* start DATA ROWS *

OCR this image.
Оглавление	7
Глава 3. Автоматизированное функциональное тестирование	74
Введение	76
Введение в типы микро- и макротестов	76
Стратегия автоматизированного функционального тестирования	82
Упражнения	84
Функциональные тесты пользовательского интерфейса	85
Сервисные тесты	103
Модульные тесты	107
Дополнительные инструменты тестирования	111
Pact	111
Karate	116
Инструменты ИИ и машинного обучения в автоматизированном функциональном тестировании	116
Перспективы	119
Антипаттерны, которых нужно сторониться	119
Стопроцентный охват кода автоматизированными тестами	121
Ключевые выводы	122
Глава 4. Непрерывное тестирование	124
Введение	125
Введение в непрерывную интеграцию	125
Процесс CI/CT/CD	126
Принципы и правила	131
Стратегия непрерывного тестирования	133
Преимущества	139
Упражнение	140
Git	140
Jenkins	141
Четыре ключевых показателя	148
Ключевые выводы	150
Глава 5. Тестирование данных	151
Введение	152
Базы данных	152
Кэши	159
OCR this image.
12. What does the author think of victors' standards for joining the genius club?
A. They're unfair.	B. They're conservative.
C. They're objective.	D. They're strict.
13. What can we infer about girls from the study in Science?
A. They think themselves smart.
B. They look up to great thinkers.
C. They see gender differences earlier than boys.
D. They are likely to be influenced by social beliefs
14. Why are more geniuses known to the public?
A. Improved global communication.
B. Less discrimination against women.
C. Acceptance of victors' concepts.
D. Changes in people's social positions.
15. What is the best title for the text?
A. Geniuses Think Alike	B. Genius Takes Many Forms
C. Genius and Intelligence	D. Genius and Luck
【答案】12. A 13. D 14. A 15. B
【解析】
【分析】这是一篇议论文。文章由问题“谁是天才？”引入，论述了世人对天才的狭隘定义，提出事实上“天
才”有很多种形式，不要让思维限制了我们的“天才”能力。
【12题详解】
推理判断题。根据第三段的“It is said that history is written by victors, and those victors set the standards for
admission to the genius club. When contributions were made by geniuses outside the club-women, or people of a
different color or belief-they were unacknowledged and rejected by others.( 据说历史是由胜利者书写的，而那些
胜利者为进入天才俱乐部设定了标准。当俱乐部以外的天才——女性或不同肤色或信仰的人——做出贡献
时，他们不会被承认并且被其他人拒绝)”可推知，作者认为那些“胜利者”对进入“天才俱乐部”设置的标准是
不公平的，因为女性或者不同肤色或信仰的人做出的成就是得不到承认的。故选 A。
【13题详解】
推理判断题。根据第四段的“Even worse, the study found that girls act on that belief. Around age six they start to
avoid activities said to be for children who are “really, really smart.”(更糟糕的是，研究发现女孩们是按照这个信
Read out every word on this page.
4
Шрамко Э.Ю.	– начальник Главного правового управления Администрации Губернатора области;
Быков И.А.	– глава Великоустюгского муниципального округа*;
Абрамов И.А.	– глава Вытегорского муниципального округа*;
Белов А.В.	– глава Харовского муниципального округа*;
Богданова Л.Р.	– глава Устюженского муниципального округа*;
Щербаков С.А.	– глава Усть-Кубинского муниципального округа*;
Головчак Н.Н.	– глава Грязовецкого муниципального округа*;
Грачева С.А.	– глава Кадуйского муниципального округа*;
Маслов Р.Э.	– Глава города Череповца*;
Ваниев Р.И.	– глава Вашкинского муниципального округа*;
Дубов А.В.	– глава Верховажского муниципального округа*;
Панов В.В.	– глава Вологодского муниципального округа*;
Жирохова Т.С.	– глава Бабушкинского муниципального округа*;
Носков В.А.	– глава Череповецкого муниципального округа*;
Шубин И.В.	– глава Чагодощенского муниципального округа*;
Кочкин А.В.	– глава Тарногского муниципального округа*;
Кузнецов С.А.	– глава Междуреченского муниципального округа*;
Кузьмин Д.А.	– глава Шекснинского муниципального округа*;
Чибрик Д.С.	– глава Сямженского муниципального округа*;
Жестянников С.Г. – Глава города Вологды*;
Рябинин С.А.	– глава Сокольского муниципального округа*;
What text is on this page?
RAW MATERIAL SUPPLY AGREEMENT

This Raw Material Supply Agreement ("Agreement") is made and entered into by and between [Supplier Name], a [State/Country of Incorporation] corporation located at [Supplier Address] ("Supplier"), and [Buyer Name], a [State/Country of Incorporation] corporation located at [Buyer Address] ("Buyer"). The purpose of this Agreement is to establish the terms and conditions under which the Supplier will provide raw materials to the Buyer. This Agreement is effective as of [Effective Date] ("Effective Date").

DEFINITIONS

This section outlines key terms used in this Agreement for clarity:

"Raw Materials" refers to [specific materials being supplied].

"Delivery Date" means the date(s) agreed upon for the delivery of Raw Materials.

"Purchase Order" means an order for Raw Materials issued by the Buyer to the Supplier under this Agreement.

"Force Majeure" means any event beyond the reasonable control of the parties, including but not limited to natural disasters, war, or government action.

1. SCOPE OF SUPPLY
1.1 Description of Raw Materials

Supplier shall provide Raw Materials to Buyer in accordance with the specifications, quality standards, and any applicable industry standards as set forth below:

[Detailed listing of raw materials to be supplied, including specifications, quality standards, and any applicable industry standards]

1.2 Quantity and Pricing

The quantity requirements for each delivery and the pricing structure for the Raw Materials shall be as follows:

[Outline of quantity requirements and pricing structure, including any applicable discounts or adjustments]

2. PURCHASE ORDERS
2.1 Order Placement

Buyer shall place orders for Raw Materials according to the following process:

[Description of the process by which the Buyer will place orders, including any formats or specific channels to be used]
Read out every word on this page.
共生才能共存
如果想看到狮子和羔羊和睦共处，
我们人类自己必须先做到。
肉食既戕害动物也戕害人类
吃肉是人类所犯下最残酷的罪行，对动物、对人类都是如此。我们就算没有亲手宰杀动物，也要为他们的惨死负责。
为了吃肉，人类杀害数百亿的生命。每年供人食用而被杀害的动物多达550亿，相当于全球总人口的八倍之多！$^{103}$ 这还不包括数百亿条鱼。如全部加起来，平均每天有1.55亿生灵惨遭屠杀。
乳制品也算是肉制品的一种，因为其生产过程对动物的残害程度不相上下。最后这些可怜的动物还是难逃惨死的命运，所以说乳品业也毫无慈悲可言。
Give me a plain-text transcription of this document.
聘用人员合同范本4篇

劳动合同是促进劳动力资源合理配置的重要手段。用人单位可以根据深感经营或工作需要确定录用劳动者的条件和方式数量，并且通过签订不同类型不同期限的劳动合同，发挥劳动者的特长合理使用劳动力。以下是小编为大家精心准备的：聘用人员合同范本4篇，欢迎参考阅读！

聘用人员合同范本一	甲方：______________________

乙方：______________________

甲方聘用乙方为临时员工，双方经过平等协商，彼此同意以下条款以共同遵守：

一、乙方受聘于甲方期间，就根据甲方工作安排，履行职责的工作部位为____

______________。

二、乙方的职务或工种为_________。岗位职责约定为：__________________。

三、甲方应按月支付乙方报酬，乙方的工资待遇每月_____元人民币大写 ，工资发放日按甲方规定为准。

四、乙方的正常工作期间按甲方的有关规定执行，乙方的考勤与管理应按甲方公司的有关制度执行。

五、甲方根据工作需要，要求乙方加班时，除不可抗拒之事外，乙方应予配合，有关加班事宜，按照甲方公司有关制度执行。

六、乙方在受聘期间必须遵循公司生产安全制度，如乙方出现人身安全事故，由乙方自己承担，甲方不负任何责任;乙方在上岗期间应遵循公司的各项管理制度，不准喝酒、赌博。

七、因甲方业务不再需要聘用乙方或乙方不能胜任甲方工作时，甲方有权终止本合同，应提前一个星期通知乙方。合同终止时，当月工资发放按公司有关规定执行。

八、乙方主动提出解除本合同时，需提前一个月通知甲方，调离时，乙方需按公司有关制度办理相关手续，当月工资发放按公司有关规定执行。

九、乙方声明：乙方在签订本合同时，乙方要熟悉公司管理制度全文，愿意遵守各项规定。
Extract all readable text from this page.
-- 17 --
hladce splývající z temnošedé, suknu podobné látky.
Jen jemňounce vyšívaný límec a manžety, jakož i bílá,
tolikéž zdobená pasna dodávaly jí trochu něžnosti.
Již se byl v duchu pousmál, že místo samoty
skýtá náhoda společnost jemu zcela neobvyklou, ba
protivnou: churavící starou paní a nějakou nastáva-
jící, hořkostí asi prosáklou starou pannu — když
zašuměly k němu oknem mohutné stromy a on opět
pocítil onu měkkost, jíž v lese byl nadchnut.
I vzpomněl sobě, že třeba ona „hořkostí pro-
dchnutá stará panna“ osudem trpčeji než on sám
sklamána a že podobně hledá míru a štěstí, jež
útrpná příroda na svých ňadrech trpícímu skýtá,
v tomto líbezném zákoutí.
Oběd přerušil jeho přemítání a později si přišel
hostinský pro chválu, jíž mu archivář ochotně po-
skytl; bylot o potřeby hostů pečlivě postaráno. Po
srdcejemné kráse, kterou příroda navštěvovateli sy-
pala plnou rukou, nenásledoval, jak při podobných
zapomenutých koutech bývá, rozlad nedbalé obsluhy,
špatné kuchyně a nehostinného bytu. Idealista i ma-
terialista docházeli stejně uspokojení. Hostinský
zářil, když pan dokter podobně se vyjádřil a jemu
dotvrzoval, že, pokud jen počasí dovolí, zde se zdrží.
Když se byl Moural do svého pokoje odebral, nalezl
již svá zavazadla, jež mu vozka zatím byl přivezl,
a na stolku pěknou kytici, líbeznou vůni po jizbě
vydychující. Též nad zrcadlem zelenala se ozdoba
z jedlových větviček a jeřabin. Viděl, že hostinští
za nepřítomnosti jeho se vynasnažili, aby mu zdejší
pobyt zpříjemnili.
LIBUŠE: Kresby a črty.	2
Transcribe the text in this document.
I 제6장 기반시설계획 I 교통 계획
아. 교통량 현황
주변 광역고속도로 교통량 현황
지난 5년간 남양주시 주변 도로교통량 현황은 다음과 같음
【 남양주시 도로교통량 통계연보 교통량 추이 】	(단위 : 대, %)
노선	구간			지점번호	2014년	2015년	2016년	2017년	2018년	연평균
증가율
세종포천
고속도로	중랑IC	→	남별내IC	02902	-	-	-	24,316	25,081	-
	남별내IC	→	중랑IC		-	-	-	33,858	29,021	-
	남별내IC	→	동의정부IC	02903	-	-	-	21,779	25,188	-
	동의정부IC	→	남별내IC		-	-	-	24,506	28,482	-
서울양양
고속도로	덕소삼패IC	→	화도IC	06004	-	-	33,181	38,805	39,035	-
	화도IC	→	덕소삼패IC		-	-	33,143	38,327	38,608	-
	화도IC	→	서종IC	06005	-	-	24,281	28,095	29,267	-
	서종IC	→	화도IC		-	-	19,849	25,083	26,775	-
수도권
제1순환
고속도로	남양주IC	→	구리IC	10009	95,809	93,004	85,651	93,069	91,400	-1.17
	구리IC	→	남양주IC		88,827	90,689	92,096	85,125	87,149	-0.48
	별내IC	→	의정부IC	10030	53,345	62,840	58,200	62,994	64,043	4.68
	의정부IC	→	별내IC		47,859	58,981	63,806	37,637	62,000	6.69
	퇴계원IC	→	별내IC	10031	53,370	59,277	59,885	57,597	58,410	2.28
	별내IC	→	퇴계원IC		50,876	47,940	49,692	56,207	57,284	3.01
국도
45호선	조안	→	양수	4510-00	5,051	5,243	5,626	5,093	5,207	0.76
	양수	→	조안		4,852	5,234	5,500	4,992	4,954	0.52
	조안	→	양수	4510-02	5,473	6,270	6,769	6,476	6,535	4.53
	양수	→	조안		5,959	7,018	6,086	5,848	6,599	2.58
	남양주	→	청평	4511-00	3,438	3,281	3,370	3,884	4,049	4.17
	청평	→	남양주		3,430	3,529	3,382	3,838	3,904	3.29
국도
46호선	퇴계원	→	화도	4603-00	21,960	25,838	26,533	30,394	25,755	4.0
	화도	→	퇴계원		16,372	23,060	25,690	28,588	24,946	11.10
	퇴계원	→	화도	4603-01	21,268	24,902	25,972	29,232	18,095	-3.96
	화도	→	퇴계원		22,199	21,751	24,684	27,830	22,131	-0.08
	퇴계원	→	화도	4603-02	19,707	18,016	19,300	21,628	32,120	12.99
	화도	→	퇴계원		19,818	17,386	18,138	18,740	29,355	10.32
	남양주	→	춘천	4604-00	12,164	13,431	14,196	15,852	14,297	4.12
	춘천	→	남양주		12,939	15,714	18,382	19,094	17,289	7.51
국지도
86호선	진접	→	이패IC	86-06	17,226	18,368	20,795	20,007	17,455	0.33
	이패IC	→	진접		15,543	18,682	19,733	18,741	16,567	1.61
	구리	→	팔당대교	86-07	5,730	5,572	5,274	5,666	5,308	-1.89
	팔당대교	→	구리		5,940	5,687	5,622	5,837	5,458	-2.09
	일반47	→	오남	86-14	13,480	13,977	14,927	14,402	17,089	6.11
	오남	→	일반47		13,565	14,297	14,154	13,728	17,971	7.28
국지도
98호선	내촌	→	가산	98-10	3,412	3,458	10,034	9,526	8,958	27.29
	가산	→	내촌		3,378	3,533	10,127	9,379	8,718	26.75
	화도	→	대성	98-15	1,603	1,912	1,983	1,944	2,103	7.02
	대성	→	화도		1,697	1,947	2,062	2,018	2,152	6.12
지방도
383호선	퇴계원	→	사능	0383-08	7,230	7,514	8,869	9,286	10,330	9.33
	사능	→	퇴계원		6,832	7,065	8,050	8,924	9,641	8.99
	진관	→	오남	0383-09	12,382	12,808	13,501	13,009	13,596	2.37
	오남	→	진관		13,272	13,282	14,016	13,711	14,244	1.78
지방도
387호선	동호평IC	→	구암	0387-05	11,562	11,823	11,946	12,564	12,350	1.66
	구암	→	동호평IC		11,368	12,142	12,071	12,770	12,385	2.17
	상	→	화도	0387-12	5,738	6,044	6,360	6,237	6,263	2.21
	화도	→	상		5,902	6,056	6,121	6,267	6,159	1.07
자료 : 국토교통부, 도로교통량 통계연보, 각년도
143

* end DATA ROWS *

Select the lines that carry the string "выводы" and copy them.

*THE RESULT*:
Ключевые выводы	122
Ключевые выводы	150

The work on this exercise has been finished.